Task directions
Scan the lines below for the string "text" and copy every one that has it.

Given information
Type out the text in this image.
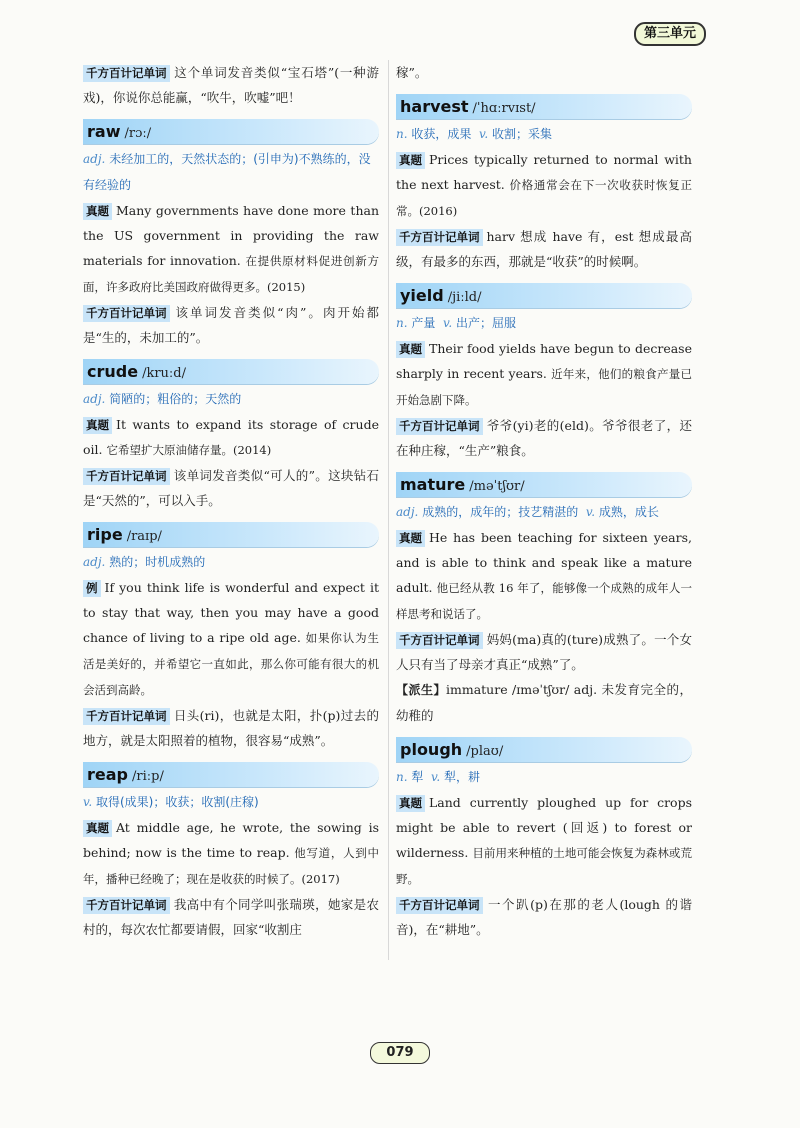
第三单元

千方百计记单词 这个单词发音类似“宝石塔”(一种游戏)，你说你总能赢，“吹牛，吹嘘”吧！

raw /rɔː/

adj. 未经加工的，天然状态的；(引申为)不熟练的，没有经验的

真题 Many governments have done more than the US government in providing the raw materials for innovation. 在提供原材料促进创新方面，许多政府比美国政府做得更多。(2015)

千方百计记单词 该单词发音类似“肉”。肉开始都是“生的，未加工的”。

crude /kruːd/

adj. 简陋的；粗俗的；天然的

真题 It wants to expand its storage of crude oil. 它希望扩大原油储存量。(2014)

千方百计记单词 该单词发音类似“可人的”。这块钻石是“天然的”，可以入手。

ripe /raɪp/

adj. 熟的；时机成熟的

例 If you think life is wonderful and expect it to stay that way, then you may have a good chance of living to a ripe old age. 如果你认为生活是美好的，并希望它一直如此，那么你可能有很大的机会活到高龄。

千方百计记单词 日头(ri)，也就是太阳，扑(p)过去的地方，就是太阳照着的植物，很容易“成熟”。

reap /riːp/

v. 取得(成果)；收获；收割(庄稼)

真题 At middle age, he wrote, the sowing is behind; now is the time to reap. 他写道，人到中年，播种已经晚了；现在是收获的时候了。(2017)

千方百计记单词 我高中有个同学叫张瑞瑛，她家是农村的，每次农忙都要请假，回家“收割庄

稼”。

harvest /ˈhɑːrvɪst/

n. 收获，成果 v. 收割；采集

真题 Prices typically returned to normal with the next harvest. 价格通常会在下一次收获时恢复正常。(2016)

千方百计记单词 harv 想成 have 有，est 想成最高级，有最多的东西，那就是“收获”的时候啊。

yield /jiːld/

n. 产量 v. 出产；屈服

真题 Their food yields have begun to decrease sharply in recent years. 近年来，他们的粮食产量已开始急剧下降。

千方百计记单词 爷爷(yi)老的(eld)。爷爷很老了，还在种庄稼，“生产”粮食。

mature /məˈtʃʊr/

adj. 成熟的，成年的；技艺精湛的 v. 成熟，成长

真题 He has been teaching for sixteen years, and is able to think and speak like a mature adult. 他已经从教 16 年了，能够像一个成熟的成年人一样思考和说话了。

千方百计记单词 妈妈(ma)真的(ture)成熟了。一个女人只有当了母亲才真正“成熟”了。

【派生】immature /ɪməˈtʃʊr/ adj. 未发育完全的，幼稚的

plough /plaʊ/

n. 犁 v. 犁，耕

真题 Land currently ploughed up for crops might be able to revert (回返) to forest or wilderness. 目前用来种植的土地可能会恢复为森林或荒野。

千方百计记单词 一个趴(p)在那的老人(lough 的谐音)，在“耕地”。

079
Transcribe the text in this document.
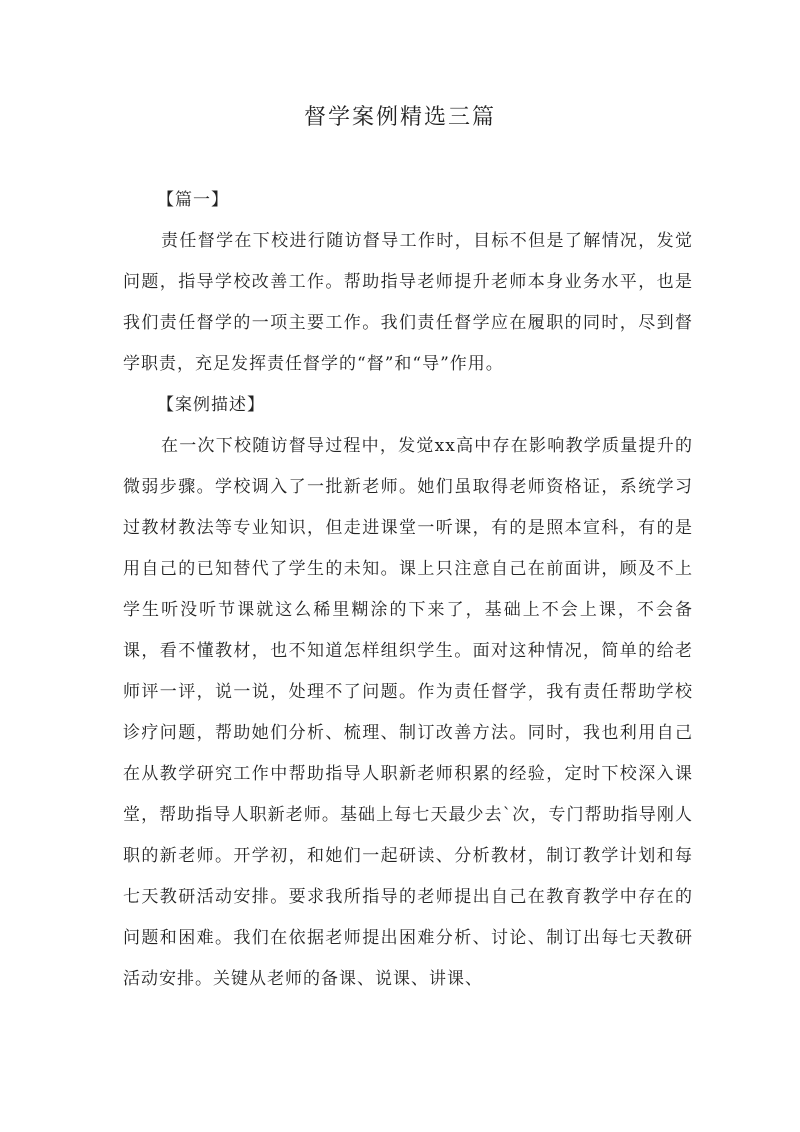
督学案例精选三篇

【篇一】

责任督学在下校进行随访督导工作时，目标不但是了解情况，发觉问题，指导学校改善工作。帮助指导老师提升老师本身业务水平，也是我们责任督学的一项主要工作。我们责任督学应在履职的同时，尽到督学职责，充足发挥责任督学的“督”和“导”作用。

【案例描述】

在一次下校随访督导过程中，发觉xx高中存在影响教学质量提升的微弱步骤。学校调入了一批新老师。她们虽取得老师资格证，系统学习过教材教法等专业知识，但走进课堂一听课，有的是照本宣科，有的是用自己的已知替代了学生的未知。课上只注意自己在前面讲，顾及不上学生听没听节课就这么稀里糊涂的下来了，基础上不会上课，不会备课，看不懂教材，也不知道怎样组织学生。面对这种情况，简单的给老师评一评，说一说，处理不了问题。作为责任督学，我有责任帮助学校诊疗问题，帮助她们分析、梳理、制订改善方法。同时，我也利用自己在从教学研究工作中帮助指导人职新老师积累的经验，定时下校深入课堂，帮助指导人职新老师。基础上每七天最少去`次，专门帮助指导刚人职的新老师。开学初，和她们一起研读、分析教材，制订教学计划和每七天教研活动安排。要求我所指导的老师提出自己在教育教学中存在的问题和困难。我们在依据老师提出困难分析、讨论、制订出每七天教研活动安排。关键从老师的备课、说课、讲课、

Answer to this task
Type out the text in this image.
Transcribe the text in this document.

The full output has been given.